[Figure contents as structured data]
>>>>

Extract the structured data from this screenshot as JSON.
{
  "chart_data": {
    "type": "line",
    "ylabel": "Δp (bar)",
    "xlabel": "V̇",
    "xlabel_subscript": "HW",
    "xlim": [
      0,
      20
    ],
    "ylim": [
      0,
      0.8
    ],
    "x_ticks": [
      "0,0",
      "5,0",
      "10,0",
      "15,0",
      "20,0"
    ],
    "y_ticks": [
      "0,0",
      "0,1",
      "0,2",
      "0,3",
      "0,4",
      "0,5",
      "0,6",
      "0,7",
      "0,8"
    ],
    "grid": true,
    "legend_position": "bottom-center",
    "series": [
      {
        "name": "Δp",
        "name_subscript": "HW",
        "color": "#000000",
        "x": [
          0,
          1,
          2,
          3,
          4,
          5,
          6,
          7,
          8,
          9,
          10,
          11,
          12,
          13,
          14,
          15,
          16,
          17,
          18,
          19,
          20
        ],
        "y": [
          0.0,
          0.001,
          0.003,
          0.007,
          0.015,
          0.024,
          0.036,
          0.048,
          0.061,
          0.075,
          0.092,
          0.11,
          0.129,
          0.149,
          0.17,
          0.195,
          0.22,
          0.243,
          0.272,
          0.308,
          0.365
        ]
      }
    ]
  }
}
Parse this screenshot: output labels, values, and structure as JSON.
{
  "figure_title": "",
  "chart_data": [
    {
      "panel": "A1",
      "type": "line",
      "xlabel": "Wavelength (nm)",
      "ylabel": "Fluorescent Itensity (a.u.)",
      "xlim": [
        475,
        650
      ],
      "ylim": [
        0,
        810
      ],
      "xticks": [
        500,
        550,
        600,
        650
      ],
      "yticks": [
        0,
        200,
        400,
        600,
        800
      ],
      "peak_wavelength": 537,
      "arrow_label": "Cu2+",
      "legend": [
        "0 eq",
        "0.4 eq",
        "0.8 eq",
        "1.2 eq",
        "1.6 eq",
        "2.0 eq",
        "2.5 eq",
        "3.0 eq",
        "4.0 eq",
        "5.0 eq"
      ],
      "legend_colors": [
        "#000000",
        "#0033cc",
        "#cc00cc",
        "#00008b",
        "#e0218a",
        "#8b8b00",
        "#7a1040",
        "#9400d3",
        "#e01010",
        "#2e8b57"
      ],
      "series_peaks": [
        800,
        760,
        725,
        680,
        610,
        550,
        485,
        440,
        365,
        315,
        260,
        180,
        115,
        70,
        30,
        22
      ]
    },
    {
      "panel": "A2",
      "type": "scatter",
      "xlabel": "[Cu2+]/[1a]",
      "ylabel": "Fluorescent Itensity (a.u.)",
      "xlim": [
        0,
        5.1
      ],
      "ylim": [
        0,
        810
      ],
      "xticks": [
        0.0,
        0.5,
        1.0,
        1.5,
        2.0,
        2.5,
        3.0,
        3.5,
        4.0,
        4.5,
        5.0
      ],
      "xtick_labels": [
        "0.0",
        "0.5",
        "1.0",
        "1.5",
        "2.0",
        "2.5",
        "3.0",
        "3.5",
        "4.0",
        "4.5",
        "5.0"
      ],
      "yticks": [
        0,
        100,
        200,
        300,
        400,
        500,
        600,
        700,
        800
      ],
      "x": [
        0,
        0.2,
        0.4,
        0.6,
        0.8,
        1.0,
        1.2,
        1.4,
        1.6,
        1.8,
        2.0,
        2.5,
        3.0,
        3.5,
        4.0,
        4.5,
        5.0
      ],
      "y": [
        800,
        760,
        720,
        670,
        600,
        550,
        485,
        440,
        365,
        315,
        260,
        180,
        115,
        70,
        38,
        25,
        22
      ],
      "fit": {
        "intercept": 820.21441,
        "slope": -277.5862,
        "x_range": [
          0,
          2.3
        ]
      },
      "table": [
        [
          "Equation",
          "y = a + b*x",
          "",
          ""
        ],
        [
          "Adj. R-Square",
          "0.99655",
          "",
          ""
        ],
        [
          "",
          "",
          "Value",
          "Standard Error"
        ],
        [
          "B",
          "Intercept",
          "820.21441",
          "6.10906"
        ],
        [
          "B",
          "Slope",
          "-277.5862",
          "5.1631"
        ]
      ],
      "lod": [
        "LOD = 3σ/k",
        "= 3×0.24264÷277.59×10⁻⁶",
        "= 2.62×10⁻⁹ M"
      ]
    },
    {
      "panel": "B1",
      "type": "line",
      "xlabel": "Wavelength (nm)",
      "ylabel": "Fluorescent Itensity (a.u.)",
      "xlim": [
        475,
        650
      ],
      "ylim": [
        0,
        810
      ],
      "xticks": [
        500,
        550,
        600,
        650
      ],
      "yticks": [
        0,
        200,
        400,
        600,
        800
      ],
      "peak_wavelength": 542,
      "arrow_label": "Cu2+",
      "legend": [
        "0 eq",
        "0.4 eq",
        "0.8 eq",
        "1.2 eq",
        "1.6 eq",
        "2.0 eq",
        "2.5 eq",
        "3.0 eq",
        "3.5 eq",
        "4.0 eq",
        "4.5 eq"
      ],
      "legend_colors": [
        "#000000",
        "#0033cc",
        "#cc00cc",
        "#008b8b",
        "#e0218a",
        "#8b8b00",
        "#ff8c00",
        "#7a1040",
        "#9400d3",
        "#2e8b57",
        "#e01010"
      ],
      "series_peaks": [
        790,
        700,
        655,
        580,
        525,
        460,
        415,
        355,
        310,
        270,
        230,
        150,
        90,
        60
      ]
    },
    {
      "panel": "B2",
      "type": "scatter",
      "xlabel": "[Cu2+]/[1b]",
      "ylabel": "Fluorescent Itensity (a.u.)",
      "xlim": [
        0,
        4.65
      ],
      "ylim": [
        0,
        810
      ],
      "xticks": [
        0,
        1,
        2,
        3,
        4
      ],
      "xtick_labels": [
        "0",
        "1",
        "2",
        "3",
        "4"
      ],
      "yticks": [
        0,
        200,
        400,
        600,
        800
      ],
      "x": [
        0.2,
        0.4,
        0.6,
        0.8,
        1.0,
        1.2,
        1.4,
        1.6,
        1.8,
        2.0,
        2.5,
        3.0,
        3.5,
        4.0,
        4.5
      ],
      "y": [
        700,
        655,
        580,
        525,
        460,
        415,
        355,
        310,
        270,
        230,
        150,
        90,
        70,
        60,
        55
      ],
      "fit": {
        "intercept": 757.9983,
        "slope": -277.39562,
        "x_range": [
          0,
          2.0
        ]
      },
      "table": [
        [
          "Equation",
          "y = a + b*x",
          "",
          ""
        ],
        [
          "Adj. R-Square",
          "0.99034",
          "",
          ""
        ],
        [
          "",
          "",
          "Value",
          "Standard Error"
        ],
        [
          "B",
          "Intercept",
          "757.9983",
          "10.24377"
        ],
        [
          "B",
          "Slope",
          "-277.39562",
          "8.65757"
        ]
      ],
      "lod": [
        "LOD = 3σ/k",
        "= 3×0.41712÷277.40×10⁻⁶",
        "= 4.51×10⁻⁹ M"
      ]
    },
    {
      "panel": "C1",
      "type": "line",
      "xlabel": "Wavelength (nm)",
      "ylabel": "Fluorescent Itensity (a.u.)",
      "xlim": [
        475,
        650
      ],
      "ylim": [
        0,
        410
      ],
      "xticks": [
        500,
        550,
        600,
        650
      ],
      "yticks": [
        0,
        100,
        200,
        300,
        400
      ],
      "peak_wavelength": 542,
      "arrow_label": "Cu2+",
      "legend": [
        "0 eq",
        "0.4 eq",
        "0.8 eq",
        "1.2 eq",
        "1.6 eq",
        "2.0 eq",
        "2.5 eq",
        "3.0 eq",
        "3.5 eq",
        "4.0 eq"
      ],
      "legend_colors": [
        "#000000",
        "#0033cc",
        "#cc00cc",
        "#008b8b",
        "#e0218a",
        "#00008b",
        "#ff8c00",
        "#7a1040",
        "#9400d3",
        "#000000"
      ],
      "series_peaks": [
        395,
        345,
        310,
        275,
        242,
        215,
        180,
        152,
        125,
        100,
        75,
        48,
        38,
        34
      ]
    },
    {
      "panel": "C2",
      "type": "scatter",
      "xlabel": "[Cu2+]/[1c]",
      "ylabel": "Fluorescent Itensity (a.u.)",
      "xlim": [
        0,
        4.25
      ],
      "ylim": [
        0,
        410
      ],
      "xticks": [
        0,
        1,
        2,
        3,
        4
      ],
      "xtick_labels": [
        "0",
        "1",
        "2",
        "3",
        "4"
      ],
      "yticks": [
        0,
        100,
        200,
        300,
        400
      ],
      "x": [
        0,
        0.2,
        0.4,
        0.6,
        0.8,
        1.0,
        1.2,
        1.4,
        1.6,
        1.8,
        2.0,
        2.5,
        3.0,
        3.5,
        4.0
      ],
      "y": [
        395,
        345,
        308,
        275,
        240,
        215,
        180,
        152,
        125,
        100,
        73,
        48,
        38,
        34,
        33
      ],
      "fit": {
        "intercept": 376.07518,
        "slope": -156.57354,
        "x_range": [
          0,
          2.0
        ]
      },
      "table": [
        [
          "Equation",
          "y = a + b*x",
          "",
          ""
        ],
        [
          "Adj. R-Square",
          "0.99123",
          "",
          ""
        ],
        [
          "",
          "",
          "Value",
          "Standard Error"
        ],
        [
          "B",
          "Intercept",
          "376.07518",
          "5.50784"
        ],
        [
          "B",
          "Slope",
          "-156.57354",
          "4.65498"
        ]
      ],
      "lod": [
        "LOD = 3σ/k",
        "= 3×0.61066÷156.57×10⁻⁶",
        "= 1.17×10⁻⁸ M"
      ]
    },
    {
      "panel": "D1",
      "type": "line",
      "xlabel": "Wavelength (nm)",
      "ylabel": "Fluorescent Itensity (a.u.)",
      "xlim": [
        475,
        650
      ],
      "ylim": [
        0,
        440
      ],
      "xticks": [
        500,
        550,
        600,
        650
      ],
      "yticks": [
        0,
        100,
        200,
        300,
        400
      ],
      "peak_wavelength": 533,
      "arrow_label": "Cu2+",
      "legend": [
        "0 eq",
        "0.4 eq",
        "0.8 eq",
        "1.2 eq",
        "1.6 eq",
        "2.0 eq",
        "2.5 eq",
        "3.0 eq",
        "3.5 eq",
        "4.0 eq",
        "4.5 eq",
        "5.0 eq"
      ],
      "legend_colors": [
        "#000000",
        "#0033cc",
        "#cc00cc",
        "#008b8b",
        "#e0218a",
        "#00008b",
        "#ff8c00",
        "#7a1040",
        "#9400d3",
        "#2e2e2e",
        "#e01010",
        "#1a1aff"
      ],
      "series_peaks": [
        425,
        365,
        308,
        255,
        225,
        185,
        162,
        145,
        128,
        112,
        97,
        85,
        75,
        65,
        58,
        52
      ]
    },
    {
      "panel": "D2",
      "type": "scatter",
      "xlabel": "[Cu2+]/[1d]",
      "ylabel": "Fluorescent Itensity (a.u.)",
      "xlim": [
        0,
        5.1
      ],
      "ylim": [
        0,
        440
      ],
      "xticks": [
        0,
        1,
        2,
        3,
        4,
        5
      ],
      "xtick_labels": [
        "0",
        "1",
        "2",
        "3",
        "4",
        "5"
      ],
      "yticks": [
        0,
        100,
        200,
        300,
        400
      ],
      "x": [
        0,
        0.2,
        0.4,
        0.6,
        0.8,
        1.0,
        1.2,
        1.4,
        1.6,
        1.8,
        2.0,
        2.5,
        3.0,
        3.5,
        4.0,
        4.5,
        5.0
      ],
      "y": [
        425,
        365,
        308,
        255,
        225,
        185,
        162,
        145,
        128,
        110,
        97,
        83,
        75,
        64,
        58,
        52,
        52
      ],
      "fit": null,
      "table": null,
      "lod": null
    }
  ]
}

<<<<

Track down every line holding the string "this" and copy it.

Extract the structured data from this screenshot as JSON.
Parse this screenshot: output labels, values, and structure as JSON.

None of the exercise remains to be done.